*EXERCISE REQUIREMENTS*: Please print the stretch from "Published on 14th" through "product owner role." in the article on the product manager and product owner roles below, word for word.

*SOURCE*:
Published on 14th March 2017 Last Updated on: November 4, 2021

For years, people have debated what the difference between the product manager and the product owner role is, if the roles can coexist or not, and which one should be used. This article shares my thoughts on the topic and reflects on the origin of the product owner role.

What?

As you might know, the product owner role originated in Scrum, where the product owner is responsible for “maximising the value of the product …” [1] This sounds like a text-book product management responsibility to me. Nevertheless, the product owner is often regarded as a tactical role tasked with managing the product backlog, detailing requirements, and interacting with the development team. How come?

There are two major reasons for this misunderstanding: The nature of Scrum and the use of the role in SAFe, which is a popular agile scaling framework. Scrum as a simple framework focused on helping teams develop complex products. It is not a product management framework. Consequently, it does not cover common product management practices, such as, product strategy development, product roadmapping, business modelling and financial forecasting; and the only product management tool it offers is the product backlog.

*DATA SUPPLIED*:
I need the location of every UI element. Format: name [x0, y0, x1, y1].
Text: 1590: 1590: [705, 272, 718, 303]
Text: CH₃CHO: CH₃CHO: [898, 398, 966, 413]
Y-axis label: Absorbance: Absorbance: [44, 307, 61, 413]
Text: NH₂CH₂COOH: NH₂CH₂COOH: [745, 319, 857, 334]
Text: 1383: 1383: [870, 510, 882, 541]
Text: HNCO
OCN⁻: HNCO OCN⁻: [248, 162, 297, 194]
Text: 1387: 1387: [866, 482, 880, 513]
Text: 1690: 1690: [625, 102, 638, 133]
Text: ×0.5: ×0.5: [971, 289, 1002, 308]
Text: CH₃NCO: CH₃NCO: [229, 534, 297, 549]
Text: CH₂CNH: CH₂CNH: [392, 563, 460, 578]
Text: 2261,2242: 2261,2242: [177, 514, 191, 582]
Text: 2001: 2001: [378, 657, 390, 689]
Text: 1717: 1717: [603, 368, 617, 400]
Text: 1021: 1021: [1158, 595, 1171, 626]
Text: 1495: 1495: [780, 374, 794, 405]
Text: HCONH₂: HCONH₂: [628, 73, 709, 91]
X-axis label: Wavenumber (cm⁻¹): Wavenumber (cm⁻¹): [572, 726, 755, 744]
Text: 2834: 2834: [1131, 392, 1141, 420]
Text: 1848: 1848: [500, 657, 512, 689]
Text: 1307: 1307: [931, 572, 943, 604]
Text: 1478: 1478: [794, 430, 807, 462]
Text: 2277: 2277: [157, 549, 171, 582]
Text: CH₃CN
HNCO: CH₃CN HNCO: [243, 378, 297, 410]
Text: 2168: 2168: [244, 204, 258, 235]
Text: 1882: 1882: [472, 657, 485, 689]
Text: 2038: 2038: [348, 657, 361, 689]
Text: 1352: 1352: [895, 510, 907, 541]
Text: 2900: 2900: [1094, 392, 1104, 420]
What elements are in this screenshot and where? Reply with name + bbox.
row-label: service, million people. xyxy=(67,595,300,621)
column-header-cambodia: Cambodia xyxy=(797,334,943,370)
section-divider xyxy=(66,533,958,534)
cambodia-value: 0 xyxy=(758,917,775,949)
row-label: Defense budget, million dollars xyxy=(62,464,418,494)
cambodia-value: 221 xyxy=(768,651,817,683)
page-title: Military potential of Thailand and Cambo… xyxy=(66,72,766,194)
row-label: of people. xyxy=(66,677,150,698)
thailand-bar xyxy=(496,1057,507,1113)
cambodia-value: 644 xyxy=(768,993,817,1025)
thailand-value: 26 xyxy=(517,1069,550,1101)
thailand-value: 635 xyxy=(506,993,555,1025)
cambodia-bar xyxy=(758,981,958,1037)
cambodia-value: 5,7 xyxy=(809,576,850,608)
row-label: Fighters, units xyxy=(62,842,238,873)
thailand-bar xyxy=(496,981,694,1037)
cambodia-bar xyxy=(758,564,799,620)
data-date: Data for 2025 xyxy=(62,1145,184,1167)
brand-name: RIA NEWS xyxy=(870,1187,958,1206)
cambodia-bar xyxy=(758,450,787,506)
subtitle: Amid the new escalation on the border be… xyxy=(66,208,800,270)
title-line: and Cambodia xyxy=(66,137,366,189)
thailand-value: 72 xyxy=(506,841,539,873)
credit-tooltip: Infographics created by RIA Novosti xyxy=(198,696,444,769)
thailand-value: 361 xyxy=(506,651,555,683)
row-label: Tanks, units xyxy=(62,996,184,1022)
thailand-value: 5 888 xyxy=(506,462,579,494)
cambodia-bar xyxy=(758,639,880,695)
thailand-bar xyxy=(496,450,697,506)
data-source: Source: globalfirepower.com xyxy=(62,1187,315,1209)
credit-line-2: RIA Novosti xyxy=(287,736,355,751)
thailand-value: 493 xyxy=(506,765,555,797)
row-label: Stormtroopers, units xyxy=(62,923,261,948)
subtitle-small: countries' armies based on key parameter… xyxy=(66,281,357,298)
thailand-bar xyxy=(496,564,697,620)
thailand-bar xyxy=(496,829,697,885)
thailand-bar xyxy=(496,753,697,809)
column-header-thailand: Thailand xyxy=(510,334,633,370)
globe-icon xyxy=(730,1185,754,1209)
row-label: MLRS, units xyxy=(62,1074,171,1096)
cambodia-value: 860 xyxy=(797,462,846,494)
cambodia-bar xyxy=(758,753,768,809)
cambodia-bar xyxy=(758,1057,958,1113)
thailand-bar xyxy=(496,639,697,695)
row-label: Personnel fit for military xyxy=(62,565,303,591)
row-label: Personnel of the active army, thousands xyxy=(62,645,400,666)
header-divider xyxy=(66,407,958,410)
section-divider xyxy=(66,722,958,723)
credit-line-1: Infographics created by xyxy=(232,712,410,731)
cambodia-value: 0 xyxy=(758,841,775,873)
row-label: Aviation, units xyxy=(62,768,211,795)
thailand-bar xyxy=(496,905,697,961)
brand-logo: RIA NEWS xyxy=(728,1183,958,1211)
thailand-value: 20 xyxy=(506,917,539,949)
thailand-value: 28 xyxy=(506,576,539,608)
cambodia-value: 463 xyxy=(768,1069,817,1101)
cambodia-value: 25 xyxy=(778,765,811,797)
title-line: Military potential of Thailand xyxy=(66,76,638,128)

*EXERCISE RESULT*:
Published on 14th March 2017 Last Updated on: November 4, 2021

For years, people have debated what the difference between the product manager and the product owner role is, if the roles can coexist or not, and which one should be used. This article shares my thoughts on the topic and reflects on the origin of the product owner role.